**What the task requires**
Answer with one number: how many lines hold "partial".

**Excerpted records**

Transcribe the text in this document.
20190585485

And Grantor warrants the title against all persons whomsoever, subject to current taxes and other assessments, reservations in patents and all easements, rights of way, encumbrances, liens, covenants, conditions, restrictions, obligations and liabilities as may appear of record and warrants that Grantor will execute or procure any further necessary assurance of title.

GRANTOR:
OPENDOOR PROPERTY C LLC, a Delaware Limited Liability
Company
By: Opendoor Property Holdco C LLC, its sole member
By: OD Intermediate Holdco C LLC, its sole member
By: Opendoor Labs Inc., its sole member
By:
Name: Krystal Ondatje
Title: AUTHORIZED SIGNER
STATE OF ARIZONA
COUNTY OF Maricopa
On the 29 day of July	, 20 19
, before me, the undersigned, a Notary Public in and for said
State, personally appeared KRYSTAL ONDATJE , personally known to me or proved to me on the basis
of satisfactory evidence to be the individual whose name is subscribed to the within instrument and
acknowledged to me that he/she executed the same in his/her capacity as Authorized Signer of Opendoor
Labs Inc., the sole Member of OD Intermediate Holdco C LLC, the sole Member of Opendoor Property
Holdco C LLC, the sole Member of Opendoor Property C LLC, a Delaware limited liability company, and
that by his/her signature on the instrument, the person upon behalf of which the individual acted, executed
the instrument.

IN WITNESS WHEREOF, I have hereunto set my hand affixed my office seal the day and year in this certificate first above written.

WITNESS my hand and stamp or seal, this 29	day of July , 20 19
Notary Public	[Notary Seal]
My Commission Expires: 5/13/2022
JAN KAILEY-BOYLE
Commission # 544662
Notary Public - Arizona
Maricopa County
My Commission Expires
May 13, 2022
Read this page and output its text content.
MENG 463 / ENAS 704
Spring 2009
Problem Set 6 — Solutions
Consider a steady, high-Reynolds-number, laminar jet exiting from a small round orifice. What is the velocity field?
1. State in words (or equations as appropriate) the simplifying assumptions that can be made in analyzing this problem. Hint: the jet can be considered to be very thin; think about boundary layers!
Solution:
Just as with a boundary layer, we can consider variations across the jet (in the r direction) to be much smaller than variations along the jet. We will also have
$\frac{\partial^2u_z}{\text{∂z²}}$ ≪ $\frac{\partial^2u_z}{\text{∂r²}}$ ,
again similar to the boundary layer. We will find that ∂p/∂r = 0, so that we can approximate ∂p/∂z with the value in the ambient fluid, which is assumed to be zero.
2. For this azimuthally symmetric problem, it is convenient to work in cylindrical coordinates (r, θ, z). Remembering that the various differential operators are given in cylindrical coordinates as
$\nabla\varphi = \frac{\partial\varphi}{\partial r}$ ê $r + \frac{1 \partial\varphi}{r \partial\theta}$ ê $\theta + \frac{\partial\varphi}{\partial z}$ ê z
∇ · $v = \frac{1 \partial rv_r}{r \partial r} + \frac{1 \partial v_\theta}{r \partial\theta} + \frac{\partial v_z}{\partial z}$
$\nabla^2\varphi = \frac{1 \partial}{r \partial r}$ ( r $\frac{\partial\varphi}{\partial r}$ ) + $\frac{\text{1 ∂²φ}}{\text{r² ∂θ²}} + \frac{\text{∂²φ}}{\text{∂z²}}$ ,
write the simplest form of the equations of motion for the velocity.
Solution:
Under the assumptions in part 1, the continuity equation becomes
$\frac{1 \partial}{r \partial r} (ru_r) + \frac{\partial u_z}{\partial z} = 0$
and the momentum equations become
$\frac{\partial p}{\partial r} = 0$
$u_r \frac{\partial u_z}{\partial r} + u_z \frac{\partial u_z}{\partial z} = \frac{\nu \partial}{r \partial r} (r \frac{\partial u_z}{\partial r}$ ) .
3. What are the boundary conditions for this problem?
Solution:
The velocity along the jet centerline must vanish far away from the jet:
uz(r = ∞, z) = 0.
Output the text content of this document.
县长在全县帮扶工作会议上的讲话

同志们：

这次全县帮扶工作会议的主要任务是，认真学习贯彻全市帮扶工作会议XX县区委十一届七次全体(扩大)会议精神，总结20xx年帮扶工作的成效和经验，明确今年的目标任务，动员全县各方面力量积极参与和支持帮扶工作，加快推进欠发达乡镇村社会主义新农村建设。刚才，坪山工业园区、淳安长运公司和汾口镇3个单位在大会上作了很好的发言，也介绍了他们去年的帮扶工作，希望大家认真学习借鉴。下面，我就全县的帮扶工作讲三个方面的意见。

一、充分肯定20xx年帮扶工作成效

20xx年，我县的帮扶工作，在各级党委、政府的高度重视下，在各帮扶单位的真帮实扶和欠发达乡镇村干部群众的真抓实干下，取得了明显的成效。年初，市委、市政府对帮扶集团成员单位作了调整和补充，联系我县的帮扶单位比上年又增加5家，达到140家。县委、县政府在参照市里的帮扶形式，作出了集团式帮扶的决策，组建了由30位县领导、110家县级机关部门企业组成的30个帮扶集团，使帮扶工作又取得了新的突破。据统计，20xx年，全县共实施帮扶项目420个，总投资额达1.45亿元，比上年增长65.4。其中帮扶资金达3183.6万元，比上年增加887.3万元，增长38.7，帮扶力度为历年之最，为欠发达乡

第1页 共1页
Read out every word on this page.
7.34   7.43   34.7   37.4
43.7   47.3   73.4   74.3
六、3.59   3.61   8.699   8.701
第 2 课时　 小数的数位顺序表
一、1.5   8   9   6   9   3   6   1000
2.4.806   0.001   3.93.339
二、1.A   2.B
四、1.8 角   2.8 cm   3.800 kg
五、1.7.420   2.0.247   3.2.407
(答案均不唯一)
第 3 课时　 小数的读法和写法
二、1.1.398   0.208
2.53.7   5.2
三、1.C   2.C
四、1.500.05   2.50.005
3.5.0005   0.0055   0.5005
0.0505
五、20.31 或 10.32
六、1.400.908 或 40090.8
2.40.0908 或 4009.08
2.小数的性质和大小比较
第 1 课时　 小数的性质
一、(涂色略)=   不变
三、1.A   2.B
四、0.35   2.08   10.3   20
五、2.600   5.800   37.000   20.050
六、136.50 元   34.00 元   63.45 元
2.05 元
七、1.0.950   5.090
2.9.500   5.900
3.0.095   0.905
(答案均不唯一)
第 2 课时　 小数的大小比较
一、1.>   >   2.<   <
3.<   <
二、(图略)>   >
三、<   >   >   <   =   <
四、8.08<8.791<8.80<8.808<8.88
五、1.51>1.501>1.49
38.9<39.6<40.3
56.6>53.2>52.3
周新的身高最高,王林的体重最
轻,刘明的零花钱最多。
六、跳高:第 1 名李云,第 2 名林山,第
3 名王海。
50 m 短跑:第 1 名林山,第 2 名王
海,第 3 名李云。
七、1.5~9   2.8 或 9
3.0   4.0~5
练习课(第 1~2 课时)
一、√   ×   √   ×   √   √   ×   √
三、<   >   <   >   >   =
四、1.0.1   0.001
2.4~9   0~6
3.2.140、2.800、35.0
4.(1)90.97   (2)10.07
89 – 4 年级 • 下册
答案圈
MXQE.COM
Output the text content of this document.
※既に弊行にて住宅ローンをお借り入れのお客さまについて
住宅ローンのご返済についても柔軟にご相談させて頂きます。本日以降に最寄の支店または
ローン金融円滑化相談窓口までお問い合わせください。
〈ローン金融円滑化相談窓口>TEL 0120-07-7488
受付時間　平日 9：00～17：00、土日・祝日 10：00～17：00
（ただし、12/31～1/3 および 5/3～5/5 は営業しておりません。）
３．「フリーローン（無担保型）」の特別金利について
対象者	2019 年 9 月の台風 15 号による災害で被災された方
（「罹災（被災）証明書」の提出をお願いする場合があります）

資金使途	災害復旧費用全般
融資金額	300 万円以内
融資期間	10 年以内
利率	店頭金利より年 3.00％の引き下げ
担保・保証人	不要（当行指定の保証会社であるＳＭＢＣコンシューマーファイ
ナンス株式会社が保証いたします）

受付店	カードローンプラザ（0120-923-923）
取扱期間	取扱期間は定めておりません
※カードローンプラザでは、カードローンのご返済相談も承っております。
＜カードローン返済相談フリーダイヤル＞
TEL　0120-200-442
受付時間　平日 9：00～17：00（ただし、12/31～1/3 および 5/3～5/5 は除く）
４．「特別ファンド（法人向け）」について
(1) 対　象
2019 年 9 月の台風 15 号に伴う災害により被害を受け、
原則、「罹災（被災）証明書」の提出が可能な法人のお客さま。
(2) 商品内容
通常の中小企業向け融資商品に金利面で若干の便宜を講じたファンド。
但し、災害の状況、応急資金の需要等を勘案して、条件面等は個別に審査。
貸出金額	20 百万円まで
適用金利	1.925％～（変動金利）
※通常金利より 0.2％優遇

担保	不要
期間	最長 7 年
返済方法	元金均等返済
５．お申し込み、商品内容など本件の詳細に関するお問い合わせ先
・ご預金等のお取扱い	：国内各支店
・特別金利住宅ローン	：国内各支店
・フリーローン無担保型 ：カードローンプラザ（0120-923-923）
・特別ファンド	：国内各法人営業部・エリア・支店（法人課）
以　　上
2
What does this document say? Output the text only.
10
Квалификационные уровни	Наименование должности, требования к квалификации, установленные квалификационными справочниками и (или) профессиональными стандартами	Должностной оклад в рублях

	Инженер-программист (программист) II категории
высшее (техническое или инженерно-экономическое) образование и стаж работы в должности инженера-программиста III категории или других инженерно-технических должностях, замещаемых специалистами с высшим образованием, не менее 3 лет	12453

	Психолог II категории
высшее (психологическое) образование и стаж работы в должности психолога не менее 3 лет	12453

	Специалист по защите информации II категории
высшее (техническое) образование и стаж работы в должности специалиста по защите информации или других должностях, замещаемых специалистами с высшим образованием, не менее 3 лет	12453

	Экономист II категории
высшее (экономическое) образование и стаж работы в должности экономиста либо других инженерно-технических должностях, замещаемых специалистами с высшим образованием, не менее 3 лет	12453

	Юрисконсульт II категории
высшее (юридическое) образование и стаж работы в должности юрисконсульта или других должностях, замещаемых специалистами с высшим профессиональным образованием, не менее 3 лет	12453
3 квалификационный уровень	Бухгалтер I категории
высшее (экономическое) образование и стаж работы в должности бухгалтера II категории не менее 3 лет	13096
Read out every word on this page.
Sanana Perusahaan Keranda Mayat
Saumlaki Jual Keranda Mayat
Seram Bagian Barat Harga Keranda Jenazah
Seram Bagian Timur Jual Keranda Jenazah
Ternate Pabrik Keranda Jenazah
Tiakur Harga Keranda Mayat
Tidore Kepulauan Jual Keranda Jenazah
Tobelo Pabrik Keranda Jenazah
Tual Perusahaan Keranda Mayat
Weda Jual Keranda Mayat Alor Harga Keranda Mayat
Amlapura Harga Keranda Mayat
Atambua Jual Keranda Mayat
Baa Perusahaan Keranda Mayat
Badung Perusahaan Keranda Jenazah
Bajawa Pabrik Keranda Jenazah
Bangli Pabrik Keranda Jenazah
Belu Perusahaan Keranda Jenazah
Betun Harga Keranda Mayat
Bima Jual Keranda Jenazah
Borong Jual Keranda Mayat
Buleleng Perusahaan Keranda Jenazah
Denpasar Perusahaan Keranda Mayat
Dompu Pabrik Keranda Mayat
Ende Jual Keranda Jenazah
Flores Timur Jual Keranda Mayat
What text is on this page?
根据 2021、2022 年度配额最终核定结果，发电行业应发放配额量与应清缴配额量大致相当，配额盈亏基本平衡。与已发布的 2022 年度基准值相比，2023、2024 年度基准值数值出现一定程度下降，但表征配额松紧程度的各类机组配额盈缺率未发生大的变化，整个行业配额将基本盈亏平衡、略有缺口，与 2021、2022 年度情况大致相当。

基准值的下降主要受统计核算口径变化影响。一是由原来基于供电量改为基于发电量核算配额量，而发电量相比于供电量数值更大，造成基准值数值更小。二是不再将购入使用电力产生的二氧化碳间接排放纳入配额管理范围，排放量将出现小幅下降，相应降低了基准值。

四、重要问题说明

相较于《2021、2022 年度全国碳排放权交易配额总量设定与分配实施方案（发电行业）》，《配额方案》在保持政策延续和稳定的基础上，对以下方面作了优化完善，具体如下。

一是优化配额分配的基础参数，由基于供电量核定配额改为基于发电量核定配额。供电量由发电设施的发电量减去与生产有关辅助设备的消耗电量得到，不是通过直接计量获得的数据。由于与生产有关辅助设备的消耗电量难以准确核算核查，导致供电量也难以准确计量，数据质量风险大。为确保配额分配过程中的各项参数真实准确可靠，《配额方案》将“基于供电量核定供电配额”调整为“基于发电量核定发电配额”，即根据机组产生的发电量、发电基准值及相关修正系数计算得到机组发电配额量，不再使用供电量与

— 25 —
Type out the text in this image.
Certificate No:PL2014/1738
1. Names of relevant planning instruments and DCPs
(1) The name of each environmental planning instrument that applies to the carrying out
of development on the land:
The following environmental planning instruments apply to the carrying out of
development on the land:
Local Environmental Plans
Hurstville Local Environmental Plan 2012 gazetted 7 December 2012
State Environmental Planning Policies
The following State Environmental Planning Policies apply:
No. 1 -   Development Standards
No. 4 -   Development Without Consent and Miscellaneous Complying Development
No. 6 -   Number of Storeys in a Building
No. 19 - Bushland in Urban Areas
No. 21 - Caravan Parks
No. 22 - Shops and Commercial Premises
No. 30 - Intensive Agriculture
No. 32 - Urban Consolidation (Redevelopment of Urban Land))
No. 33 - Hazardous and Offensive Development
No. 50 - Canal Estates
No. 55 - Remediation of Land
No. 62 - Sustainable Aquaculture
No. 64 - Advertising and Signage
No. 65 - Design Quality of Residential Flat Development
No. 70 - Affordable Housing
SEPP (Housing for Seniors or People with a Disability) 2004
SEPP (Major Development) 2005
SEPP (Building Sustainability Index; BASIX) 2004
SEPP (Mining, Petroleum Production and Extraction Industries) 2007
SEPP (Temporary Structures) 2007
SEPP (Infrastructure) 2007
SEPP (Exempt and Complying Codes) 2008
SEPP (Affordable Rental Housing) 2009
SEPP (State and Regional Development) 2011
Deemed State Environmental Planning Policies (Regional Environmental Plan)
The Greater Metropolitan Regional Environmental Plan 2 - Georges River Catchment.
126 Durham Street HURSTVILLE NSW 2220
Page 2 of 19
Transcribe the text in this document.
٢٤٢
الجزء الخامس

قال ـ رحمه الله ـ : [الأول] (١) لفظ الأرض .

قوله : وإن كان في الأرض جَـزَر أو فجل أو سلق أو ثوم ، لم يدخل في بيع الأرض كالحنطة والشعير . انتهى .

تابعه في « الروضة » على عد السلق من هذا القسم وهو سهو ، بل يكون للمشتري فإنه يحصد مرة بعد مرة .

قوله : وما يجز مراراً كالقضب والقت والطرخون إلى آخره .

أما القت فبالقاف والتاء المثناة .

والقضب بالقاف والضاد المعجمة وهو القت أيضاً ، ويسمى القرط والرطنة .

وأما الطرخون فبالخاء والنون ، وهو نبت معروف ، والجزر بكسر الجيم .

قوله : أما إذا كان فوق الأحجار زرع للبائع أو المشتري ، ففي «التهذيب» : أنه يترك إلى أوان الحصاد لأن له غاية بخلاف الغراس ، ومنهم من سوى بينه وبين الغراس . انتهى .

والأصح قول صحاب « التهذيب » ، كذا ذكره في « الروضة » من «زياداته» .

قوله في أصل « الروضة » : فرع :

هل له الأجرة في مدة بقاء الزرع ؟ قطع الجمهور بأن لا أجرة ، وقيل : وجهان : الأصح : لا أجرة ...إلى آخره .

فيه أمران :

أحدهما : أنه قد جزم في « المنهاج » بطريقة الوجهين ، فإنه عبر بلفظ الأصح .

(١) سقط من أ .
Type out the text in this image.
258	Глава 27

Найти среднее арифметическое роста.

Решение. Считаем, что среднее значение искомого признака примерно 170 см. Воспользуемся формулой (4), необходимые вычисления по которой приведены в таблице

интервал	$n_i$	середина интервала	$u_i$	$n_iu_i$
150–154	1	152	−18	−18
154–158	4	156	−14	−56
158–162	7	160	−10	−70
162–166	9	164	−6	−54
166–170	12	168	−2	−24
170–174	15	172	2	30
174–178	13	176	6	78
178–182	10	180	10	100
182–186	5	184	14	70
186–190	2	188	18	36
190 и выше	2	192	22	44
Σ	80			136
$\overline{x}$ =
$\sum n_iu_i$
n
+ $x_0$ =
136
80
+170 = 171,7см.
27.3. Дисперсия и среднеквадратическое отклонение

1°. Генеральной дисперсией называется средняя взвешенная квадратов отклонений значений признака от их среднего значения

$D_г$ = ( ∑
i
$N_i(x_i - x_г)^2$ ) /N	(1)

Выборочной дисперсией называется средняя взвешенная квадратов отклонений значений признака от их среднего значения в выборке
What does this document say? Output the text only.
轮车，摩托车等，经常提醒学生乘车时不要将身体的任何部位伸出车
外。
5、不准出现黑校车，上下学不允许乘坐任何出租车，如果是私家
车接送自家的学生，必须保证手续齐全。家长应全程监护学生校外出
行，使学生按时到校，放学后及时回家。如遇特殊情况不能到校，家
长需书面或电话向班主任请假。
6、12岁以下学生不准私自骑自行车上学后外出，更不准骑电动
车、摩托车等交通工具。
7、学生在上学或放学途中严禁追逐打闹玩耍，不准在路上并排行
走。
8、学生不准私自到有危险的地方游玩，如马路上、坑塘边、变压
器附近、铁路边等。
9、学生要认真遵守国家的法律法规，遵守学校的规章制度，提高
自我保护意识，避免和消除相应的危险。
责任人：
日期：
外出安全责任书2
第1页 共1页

**Result for this task**
7